* **What the task requires**
Extract every line below that contains the word "kasvuennustetta".

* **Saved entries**
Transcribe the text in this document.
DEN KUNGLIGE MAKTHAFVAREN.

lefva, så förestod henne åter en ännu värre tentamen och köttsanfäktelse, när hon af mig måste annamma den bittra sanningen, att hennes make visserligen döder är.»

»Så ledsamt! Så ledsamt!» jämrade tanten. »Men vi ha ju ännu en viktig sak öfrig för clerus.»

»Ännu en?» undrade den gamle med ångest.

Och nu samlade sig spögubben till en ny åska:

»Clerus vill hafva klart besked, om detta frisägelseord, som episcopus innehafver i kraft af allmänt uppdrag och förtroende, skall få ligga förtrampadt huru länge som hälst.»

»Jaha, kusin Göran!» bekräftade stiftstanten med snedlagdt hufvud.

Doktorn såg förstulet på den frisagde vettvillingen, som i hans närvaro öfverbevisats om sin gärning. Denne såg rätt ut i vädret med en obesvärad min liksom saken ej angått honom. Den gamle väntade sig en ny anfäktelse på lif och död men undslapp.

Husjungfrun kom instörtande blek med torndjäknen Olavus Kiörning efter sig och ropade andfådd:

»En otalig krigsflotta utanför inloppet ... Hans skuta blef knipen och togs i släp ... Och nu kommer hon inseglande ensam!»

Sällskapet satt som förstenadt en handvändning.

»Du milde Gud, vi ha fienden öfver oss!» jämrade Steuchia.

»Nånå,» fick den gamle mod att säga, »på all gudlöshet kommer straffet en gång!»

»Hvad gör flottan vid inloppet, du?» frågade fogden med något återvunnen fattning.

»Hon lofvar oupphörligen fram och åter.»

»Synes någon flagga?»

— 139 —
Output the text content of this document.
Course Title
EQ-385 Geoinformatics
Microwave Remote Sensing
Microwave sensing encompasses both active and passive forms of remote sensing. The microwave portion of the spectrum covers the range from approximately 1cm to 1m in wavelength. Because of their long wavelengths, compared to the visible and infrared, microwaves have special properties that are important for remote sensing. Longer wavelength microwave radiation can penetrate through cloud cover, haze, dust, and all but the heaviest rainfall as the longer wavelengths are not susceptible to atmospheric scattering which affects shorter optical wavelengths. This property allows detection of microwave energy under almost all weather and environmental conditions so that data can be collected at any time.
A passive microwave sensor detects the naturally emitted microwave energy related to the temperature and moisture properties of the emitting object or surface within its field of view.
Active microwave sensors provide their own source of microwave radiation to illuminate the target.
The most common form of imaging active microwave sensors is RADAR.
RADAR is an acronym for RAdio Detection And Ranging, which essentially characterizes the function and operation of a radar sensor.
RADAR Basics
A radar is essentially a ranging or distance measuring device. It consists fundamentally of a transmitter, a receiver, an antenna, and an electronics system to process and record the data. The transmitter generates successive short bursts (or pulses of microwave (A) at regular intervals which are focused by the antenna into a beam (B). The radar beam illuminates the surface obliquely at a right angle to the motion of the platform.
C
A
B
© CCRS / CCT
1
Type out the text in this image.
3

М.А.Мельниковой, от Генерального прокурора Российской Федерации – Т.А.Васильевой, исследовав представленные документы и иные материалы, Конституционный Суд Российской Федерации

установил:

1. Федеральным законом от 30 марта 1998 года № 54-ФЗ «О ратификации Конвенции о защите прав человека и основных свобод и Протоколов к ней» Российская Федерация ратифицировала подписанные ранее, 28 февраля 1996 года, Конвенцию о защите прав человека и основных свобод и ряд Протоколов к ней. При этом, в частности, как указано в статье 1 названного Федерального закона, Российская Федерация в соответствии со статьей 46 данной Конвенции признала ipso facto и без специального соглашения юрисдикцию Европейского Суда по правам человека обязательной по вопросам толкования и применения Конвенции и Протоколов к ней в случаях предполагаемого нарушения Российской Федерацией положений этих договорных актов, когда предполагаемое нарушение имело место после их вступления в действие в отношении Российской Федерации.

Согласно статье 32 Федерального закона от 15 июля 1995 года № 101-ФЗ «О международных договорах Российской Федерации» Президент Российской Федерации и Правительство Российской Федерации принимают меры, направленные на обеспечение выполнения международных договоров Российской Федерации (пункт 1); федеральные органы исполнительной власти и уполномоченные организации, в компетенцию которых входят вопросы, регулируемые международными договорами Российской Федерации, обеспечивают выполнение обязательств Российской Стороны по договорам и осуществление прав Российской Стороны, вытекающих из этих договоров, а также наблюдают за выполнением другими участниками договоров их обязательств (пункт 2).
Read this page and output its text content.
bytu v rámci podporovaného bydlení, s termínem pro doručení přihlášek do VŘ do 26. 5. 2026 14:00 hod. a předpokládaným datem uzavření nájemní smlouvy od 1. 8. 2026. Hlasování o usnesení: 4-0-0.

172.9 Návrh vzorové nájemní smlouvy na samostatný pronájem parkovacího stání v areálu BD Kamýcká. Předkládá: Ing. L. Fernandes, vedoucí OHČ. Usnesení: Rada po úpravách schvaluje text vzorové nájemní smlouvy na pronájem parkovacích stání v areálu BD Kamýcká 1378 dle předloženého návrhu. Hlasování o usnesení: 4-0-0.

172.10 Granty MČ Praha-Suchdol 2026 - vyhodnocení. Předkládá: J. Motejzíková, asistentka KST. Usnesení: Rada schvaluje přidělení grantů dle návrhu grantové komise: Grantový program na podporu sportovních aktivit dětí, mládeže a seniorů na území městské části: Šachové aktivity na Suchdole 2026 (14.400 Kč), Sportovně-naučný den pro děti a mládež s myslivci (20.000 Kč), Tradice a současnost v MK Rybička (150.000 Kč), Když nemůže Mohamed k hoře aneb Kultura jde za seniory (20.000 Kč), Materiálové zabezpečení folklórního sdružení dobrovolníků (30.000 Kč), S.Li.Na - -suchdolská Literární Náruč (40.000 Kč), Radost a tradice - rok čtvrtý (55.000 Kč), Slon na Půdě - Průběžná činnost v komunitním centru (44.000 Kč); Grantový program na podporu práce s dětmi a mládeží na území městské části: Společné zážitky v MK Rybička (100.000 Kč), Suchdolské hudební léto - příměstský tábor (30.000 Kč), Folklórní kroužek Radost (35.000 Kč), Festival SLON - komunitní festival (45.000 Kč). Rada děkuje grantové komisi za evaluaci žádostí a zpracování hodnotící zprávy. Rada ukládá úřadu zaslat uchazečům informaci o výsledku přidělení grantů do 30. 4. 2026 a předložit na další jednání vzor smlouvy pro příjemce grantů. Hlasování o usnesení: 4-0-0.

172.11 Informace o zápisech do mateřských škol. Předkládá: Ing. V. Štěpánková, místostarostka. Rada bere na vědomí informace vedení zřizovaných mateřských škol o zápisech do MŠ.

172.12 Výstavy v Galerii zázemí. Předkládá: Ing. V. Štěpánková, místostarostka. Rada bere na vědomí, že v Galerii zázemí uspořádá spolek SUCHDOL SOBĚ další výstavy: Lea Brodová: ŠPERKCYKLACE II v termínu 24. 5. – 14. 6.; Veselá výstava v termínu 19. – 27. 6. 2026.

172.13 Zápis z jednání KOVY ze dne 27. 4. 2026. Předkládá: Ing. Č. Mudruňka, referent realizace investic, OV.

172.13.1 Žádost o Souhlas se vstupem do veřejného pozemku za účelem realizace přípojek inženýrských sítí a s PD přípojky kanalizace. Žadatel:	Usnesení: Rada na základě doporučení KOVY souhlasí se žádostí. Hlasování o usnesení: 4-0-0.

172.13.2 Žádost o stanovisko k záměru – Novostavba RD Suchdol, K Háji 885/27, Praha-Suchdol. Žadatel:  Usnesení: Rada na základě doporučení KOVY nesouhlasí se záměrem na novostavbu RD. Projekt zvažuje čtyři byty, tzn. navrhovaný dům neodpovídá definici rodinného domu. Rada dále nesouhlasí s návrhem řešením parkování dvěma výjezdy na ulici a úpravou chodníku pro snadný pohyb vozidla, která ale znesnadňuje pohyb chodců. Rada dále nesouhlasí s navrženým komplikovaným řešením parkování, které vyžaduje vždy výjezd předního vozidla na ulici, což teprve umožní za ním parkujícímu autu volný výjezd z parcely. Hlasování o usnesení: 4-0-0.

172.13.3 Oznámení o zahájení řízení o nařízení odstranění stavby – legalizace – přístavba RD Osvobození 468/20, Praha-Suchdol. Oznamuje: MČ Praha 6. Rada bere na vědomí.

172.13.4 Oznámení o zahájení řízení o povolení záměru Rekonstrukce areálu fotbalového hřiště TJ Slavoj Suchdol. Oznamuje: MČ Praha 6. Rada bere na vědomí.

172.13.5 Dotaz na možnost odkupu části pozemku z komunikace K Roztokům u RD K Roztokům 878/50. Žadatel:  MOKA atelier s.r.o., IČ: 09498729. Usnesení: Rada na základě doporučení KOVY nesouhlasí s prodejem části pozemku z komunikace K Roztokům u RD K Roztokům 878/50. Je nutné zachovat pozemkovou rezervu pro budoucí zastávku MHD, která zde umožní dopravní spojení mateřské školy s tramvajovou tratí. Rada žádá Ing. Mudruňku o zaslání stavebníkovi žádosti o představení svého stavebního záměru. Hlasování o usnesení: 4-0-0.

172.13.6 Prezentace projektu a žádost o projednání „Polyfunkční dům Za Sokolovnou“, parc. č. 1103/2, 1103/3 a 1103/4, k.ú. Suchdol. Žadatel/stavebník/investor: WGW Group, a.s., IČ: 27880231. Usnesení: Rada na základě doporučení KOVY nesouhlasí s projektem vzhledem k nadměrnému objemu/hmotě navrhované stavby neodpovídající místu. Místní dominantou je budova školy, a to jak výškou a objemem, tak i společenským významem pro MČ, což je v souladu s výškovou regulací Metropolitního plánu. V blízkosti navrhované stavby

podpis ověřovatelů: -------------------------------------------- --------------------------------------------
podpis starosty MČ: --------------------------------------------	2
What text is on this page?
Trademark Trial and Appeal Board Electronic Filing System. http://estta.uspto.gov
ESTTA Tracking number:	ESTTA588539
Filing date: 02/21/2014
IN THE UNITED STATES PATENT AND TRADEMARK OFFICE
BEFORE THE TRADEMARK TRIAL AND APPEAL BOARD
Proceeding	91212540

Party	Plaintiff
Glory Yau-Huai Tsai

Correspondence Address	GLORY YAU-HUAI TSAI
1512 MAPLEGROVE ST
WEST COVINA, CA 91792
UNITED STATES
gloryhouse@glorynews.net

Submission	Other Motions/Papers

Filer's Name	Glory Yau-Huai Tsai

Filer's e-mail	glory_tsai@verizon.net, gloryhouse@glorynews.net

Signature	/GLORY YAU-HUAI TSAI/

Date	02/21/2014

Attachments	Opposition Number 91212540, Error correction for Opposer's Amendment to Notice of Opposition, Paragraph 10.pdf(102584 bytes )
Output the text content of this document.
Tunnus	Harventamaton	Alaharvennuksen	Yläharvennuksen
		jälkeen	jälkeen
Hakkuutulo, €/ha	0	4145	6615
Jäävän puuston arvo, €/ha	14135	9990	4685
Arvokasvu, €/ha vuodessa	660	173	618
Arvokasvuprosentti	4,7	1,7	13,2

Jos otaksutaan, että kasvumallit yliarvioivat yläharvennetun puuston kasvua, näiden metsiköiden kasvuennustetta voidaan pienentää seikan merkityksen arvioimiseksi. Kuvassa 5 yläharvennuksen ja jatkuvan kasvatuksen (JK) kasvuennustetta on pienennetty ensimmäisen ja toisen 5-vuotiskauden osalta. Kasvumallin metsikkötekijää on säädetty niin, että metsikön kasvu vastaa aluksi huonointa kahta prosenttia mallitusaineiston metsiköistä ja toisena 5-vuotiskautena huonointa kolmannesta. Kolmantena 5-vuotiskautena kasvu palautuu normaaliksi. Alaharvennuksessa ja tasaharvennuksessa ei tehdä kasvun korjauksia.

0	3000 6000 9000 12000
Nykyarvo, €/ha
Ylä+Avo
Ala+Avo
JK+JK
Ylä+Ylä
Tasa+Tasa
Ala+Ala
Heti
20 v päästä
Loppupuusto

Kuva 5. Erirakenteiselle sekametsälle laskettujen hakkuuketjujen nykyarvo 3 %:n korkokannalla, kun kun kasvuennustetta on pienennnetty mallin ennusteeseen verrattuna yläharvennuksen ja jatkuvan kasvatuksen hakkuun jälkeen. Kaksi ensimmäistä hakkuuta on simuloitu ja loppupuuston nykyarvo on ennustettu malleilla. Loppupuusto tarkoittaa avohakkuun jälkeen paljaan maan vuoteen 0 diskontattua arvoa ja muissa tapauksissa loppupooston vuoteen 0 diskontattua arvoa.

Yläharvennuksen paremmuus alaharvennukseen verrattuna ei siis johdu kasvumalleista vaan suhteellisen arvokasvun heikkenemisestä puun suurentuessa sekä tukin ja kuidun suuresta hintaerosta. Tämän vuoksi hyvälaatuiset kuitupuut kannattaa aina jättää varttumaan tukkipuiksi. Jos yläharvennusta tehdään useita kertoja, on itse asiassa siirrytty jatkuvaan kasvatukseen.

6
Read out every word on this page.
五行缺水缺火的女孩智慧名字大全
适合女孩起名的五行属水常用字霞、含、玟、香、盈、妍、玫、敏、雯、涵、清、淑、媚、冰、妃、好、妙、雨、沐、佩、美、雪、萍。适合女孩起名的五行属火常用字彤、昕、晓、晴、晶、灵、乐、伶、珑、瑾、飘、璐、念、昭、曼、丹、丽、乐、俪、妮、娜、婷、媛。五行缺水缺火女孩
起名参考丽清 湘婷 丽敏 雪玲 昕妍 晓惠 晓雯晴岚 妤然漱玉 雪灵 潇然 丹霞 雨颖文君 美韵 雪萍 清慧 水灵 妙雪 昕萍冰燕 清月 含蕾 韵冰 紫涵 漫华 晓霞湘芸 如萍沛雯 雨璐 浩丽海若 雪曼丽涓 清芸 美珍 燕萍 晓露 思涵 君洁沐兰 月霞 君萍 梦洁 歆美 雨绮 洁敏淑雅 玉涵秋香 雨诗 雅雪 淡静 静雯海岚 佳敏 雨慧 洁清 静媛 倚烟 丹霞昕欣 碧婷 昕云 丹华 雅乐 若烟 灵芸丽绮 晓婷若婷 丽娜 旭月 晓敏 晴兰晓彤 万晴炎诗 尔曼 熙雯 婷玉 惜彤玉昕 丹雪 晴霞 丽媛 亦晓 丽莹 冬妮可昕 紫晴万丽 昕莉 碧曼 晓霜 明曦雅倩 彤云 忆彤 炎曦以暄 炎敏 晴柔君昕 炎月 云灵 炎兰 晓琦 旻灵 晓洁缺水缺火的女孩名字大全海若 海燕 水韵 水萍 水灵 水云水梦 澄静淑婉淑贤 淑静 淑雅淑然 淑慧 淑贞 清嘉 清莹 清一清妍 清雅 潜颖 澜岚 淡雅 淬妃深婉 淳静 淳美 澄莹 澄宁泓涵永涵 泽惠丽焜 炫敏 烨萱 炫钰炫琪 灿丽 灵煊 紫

* **Exercise result**
Jos otaksutaan, että kasvumallit yliarvioivat yläharvennetun puuston kasvua, näiden metsiköiden kasvuennustetta voidaan pienentää seikan merkityksen arvioimiseksi. Kuvassa 5 yläharvennuksen ja jatkuvan kasvatuksen (JK) kasvuennustetta on pienennetty ensimmäisen ja toisen 5-vuotiskauden osalta. Kasvumallin metsikkötekijää on säädetty niin, että metsikön kasvu vastaa aluksi huonointa kahta prosenttia mallitusaineiston metsiköistä ja toisena 5-vuotiskautena huonointa kolmannesta. Kolmantena 5-vuotiskautena kasvu palautuu normaaliksi. Alaharvennuksessa ja tasaharvennuksessa ei tehdä kasvun korjauksia.
Kuva 5. Erirakenteiselle sekametsälle laskettujen hakkuuketjujen nykyarvo 3 %:n korkokannalla, kun kun kasvuennustetta on pienennnetty mallin ennusteeseen verrattuna yläharvennuksen ja jatkuvan kasvatuksen hakkuun jälkeen. Kaksi ensimmäistä hakkuuta on simuloitu ja loppupuuston nykyarvo on ennustettu malleilla. Loppupuusto tarkoittaa avohakkuun jälkeen paljaan maan vuoteen 0 diskontattua arvoa ja muissa tapauksissa loppupooston vuoteen 0 diskontattua arvoa.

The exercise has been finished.